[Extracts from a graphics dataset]
________________
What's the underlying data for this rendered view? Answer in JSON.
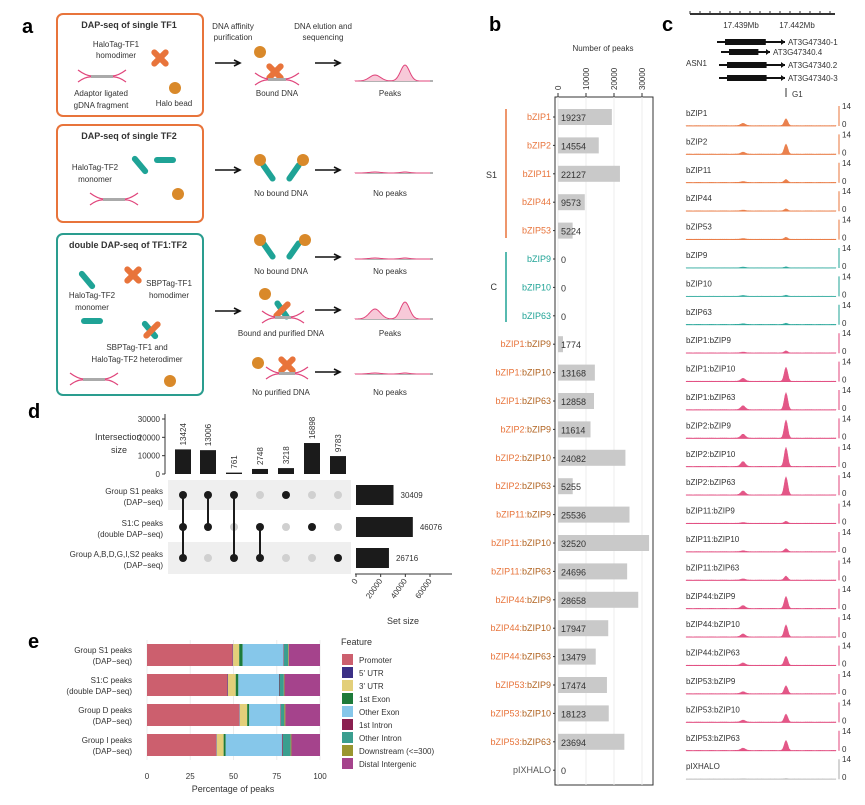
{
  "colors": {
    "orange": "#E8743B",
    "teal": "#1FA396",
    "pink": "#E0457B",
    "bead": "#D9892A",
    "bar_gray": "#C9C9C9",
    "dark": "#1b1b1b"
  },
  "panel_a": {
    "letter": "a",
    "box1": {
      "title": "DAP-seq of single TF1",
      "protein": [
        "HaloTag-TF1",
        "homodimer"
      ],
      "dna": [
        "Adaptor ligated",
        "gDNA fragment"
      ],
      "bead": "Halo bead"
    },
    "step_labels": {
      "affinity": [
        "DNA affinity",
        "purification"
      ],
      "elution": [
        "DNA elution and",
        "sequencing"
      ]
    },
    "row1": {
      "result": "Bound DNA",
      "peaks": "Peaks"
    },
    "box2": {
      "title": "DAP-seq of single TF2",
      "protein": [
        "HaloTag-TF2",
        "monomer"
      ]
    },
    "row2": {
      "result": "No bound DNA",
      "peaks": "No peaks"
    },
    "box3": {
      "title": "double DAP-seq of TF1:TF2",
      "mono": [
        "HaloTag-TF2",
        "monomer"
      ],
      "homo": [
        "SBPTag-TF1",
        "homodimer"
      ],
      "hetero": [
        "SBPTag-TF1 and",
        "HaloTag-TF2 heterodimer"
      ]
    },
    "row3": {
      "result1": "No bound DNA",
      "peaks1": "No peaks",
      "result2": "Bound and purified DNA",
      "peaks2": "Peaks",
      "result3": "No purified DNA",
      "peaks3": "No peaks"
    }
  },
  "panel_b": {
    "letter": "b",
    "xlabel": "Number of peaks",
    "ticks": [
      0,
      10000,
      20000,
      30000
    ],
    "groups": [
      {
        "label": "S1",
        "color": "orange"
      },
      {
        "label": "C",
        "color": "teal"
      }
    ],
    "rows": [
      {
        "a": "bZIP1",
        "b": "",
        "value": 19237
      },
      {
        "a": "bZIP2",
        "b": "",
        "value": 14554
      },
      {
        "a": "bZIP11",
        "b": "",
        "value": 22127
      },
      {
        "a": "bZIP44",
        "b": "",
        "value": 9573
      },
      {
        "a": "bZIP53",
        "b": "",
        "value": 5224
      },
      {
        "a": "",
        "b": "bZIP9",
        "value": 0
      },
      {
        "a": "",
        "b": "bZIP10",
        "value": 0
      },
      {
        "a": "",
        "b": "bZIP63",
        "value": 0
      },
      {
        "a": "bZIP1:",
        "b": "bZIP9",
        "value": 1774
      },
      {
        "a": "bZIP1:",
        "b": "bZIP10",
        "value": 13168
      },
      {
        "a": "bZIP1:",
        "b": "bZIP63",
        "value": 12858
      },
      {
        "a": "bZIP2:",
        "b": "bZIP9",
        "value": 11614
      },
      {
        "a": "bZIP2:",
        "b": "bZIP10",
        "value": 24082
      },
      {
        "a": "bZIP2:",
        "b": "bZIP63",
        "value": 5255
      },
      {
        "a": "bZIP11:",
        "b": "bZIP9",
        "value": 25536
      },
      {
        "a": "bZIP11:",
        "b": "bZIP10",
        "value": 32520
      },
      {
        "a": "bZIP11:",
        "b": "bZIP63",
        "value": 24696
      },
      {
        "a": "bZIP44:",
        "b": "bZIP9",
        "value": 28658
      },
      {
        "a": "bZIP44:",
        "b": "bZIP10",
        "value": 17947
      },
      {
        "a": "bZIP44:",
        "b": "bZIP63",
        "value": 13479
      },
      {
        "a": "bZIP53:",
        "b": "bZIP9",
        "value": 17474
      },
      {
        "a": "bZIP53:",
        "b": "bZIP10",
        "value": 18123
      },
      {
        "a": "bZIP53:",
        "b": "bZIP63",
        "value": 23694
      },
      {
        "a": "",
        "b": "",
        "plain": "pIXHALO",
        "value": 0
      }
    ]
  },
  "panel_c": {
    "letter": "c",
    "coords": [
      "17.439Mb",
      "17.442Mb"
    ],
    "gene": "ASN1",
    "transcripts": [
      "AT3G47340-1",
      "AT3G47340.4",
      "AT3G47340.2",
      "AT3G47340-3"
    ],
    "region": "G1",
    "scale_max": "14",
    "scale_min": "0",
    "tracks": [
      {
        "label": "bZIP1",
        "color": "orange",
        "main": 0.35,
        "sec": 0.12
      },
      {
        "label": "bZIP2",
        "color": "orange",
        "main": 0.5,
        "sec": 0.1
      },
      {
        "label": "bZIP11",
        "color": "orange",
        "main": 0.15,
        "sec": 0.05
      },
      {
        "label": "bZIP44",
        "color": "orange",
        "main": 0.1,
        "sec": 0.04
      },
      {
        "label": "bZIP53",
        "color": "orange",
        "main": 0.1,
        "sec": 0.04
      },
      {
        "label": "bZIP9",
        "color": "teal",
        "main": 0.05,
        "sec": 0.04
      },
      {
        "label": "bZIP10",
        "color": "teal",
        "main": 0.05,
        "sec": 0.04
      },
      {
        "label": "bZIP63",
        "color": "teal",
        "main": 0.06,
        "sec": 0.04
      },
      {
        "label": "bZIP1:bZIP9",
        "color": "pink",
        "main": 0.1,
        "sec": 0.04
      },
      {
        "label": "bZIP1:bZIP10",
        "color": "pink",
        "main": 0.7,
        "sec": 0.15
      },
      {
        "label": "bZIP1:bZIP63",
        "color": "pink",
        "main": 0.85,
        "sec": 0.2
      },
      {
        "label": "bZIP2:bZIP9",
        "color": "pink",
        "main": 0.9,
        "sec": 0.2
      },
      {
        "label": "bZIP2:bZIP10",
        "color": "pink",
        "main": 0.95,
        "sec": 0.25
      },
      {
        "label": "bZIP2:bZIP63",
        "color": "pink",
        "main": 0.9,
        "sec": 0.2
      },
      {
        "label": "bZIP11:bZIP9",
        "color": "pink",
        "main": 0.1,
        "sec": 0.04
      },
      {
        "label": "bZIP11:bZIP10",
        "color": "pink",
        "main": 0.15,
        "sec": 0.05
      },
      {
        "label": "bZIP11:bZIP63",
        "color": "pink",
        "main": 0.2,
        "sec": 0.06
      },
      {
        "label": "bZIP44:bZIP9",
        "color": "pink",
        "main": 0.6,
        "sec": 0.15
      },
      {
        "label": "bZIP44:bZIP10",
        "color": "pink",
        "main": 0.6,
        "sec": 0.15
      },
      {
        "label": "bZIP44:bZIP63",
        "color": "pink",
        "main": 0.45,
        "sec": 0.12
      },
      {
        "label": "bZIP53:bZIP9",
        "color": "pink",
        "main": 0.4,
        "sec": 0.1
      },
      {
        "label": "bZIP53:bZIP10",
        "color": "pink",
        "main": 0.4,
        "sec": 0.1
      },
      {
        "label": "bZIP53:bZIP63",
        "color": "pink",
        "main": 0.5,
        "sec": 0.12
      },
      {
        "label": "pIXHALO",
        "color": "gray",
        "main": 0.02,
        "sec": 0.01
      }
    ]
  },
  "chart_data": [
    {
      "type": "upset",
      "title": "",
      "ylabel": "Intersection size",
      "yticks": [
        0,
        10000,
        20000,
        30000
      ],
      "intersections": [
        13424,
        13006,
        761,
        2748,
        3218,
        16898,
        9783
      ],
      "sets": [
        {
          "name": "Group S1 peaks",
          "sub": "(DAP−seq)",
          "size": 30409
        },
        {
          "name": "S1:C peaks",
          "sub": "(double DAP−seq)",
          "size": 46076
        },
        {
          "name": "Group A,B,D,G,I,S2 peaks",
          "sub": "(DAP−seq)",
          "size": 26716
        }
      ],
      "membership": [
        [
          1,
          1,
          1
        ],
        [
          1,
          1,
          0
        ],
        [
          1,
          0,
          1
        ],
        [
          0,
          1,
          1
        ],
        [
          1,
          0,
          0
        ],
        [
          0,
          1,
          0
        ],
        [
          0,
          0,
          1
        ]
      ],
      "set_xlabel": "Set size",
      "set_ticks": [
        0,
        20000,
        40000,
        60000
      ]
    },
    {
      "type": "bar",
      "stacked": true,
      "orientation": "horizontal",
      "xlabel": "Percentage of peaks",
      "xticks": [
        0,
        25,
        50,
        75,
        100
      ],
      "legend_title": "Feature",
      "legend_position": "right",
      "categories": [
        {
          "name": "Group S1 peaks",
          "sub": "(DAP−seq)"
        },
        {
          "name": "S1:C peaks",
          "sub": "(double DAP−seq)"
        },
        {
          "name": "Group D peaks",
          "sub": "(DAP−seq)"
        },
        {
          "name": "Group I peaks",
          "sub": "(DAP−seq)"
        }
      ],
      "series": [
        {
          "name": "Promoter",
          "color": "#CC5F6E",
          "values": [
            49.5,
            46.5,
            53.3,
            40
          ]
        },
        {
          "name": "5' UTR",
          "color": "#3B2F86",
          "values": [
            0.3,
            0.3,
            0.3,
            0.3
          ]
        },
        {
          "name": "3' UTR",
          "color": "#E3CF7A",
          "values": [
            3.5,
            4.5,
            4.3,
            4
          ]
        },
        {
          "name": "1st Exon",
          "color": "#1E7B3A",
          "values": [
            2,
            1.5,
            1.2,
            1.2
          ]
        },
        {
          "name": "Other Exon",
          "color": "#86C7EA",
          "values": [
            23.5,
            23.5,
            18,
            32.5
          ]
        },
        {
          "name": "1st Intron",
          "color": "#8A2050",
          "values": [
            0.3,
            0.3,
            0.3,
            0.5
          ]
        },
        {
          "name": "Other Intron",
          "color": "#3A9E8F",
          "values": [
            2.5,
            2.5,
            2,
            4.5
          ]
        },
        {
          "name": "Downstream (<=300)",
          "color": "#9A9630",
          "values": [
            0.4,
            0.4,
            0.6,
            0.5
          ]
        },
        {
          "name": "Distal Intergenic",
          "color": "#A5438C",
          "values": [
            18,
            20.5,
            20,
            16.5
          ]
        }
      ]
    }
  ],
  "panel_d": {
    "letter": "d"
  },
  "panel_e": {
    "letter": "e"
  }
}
________________
About this task:
Determine how many lines above contain the word "purified", then give the number by itself.

Result below:
2